**Stored items from a collection:**
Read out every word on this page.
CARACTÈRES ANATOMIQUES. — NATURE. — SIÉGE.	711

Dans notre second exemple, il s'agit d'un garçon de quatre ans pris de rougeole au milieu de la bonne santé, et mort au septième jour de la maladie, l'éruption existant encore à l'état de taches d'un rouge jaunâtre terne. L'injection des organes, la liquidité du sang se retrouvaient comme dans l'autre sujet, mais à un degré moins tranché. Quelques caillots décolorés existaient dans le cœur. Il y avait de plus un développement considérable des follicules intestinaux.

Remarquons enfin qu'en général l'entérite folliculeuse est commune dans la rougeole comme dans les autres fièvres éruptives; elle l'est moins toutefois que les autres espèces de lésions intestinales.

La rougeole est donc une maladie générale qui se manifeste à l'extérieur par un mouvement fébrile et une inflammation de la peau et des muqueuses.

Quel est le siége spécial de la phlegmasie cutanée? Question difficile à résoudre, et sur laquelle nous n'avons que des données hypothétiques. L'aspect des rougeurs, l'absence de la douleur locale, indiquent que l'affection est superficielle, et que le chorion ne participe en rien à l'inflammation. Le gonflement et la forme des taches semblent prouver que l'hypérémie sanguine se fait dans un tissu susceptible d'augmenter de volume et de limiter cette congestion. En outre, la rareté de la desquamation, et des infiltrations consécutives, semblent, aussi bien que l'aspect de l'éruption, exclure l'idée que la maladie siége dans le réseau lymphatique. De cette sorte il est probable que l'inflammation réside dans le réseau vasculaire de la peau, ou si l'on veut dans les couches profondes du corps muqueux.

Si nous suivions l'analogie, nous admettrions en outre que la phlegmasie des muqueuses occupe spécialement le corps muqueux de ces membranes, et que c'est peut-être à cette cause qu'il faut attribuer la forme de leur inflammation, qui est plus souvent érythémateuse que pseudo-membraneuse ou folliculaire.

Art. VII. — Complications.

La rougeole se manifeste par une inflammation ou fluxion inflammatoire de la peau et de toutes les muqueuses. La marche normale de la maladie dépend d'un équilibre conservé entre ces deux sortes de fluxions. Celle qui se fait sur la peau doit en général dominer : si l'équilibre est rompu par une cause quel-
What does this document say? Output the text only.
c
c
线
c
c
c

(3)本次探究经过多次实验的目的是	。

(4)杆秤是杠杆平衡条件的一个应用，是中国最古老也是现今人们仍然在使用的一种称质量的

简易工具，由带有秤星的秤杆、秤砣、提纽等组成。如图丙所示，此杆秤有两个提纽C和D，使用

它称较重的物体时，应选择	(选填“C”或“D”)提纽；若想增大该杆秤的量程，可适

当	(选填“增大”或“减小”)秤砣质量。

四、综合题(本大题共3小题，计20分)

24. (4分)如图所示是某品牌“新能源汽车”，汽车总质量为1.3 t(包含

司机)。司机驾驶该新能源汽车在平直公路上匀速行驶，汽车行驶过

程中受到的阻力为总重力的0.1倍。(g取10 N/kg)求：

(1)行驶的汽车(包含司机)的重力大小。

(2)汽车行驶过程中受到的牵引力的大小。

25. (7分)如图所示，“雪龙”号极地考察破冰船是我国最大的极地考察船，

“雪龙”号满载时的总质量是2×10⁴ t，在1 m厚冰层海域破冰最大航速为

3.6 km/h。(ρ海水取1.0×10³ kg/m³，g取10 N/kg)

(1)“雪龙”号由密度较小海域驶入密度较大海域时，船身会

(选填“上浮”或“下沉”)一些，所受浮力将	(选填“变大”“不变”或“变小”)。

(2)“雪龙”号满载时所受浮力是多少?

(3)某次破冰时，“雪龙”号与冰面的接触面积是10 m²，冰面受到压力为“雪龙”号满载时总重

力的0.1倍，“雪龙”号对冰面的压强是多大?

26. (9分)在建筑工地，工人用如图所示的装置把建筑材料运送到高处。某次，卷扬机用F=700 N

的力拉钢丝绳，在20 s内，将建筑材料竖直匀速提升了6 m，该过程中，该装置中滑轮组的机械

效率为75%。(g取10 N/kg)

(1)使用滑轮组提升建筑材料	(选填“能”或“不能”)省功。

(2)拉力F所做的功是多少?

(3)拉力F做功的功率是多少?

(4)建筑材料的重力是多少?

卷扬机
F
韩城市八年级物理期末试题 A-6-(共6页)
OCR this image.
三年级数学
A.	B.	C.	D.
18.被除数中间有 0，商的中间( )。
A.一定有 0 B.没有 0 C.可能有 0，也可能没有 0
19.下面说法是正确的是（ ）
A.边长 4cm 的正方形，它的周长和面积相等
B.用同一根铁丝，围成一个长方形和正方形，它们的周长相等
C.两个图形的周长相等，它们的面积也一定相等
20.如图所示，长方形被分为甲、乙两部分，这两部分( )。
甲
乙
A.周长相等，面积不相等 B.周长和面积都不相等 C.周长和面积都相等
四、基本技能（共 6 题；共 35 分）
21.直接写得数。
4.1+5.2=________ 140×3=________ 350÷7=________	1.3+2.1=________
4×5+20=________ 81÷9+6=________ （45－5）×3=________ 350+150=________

**What this task involves:**
Locate the lines above that contain "manifeste" and copy them.

**Response to this exercise:**
La rougeole est donc une maladie générale qui se manifeste à l'extérieur par un mouvement fébrile et une inflammation de la peau et des muqueuses.
La rougeole se manifeste par une inflammation ou fluxion inflammatoire de la peau et de toutes les muqueuses. La marche normale de la maladie dépend d'un équilibre conservé entre ces deux sortes de fluxions. Celle qui se fait sur la peau doit en général dominer : si l'équilibre est rompu par une cause quel-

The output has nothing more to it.